- [Task description]:
In the listing below, how many lines contain the word "pada"? Please respond with the number only.

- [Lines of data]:
________________

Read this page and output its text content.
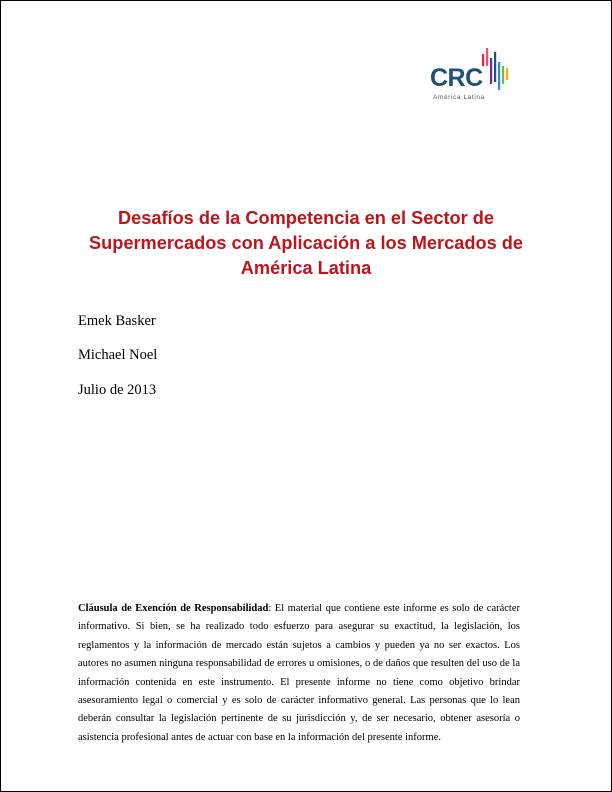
CRC
América Latina
Desafíos de la Competencia en el Sector de
Supermercados con Aplicación a los Mercados de
América Latina

Emek Basker

Michael Noel

Julio de 2013

Cláusula de Exención de Responsabilidad: El material que contiene este informe es solo de carácter informativo. Si bien, se ha realizado todo esfuerzo para asegurar su exactitud, la legislación, los reglamentos y la información de mercado están sujetos a cambios y pueden ya no ser exactos. Los autores no asumen ninguna responsabilidad de errores u omisiones, o de daños que resulten del uso de la información contenida en este instrumento. El presente informe no tiene como objetivo brindar asesoramiento legal o comercial y es solo de carácter informativo general. Las personas que lo lean deberán consultar la legislación pertinente de su jurisdicción y, de ser necesario, obtener asesoría o asistencia profesional antes de actuar con base en la información del presente informe.
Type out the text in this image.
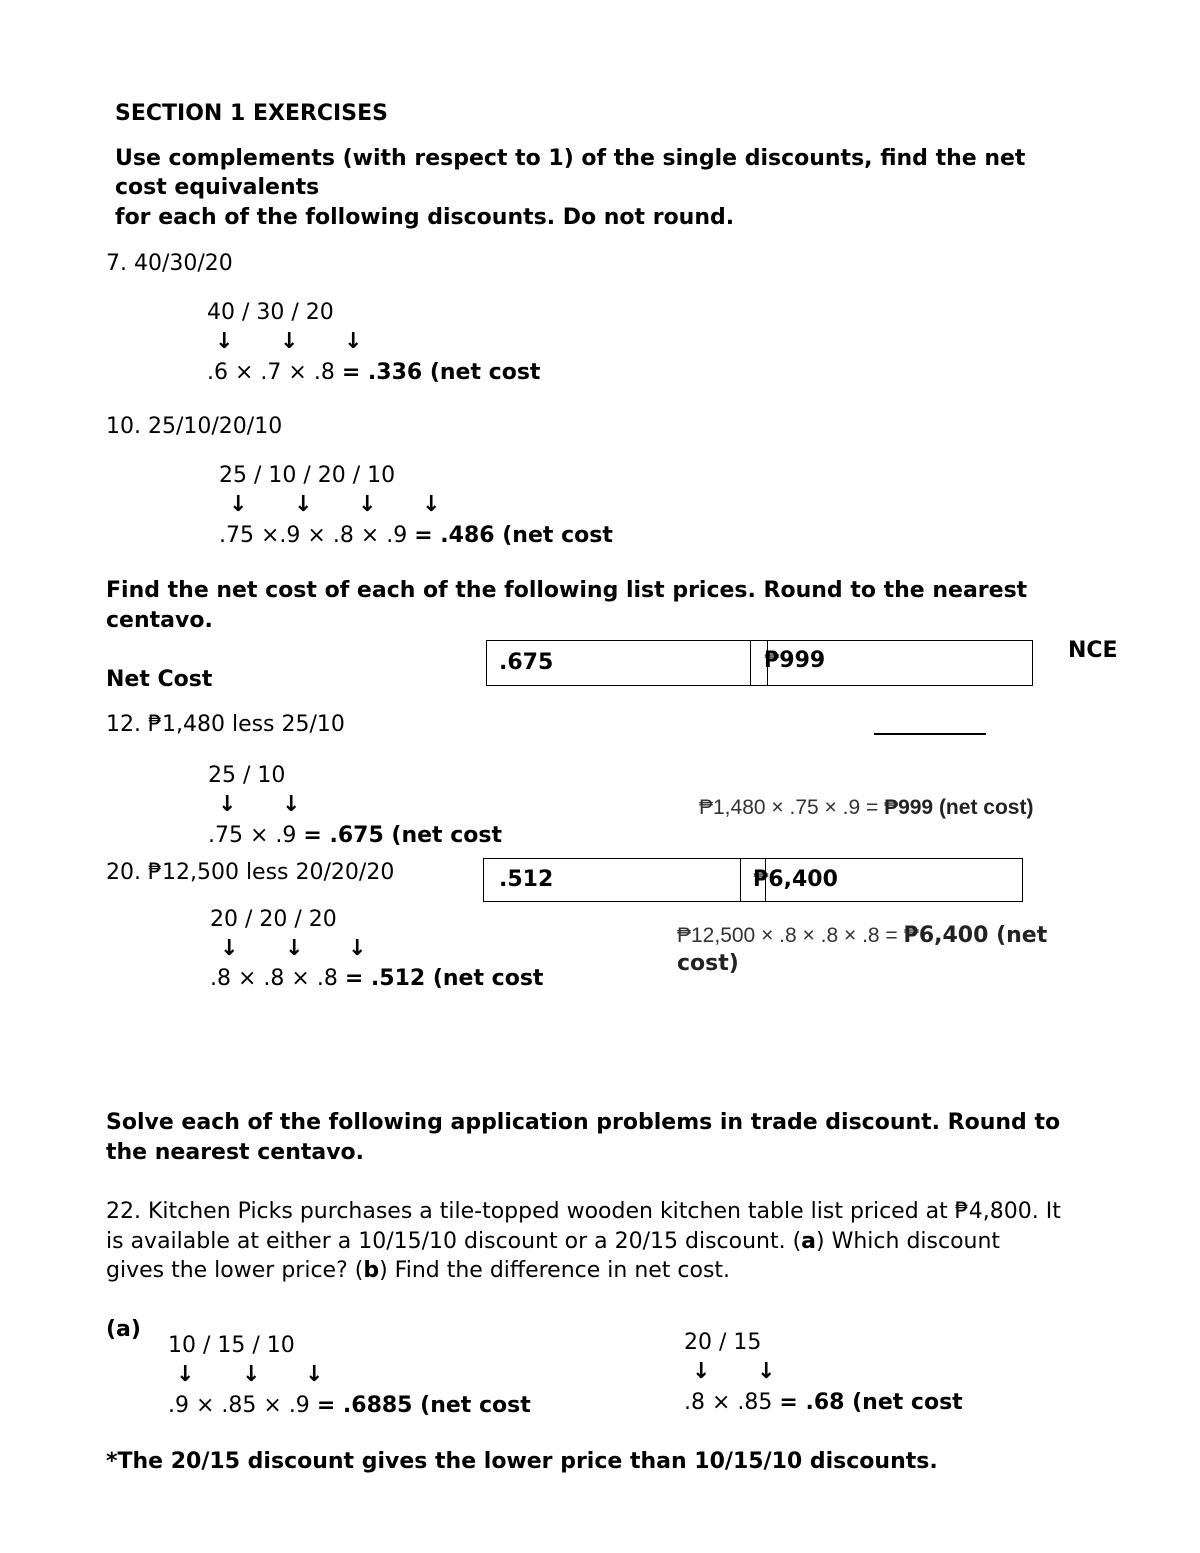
SECTION 1 EXERCISES
Use complements (with respect to 1) of the single discounts, find the net
cost equivalents
for each of the following discounts. Do not round.
7. 40/30/20
40 / 30 / 20
↓ ↓ ↓
.6 × .7 × .8 = .336 (net cost
10. 25/10/20/10
25 / 10 / 20 / 10
↓ ↓ ↓ ↓
.75 ×.9 × .8 × .9 = .486 (net cost
Find the net cost of each of the following list prices. Round to the nearest
centavo.
NCE
Net Cost
.675	₱999
12. ₱1,480 less 25/10
25 / 10
↓ ↓	₱1,480 × .75 × .9 = ₱999 (net cost)
.75 × .9 = .675 (net cost
20. ₱12,500 less 20/20/20	.512	₱6,400
20 / 20 / 20
₱12,500 × .8 × .8 × .8 = ₱6,400 (net
cost)
↓ ↓ ↓
.8 × .8 × .8 = .512 (net cost
Solve each of the following application problems in trade discount. Round to
the nearest centavo.
22. Kitchen Picks purchases a tile-topped wooden kitchen table list priced at ₱4,800. It
is available at either a 10/15/10 discount or a 20/15 discount. (a) Which discount
gives the lower price? (b) Find the difference in net cost.
(a)
10 / 15 / 10
↓ ↓ ↓
.9 × .85 × .9 = .6885 (net cost
20 / 15
↓ ↓
.8 × .85 = .68 (net cost
*The 20/15 discount gives the lower price than 10/15/10 discounts.
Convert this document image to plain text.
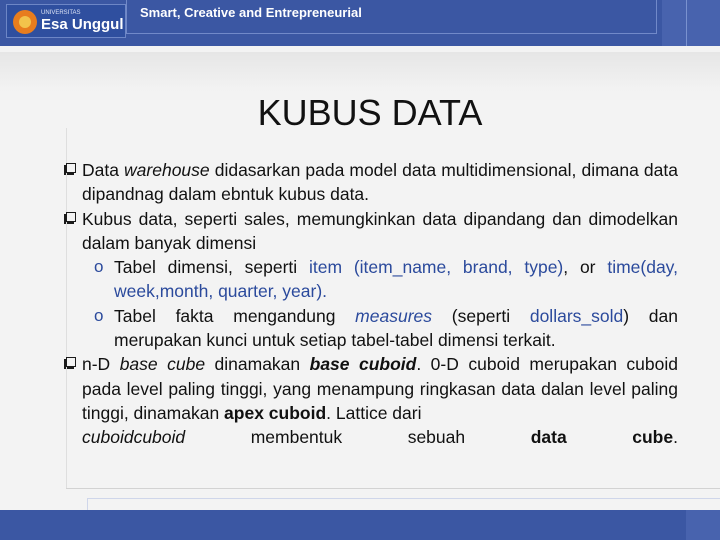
UNIVERSITAS
Esa Unggul
Smart, Creative and Entrepreneurial
KUBUS DATA
Data warehouse didasarkan pada model data multidimensional, dimana data dipandnag dalam ebntuk kubus data.
Kubus data, seperti sales, memungkinkan data dipandang dan dimodelkan dalam banyak dimensi
o Tabel dimensi, seperti item (item_name, brand, type), or time(day, week,month, quarter, year).
o Tabel fakta mengandung measures (seperti dollars_sold) dan merupakan kunci untuk setiap tabel-tabel dimensi terkait.
n-D base cube dinamakan base cuboid. 0-D cuboid merupakan cuboid pada level paling tinggi, yang menampung ringkasan data dalan level paling tinggi, dinamakan apex cuboid. Lattice dari
cuboidcuboid	membentuk	sebuah	data	cube.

________________

- [Result]:
2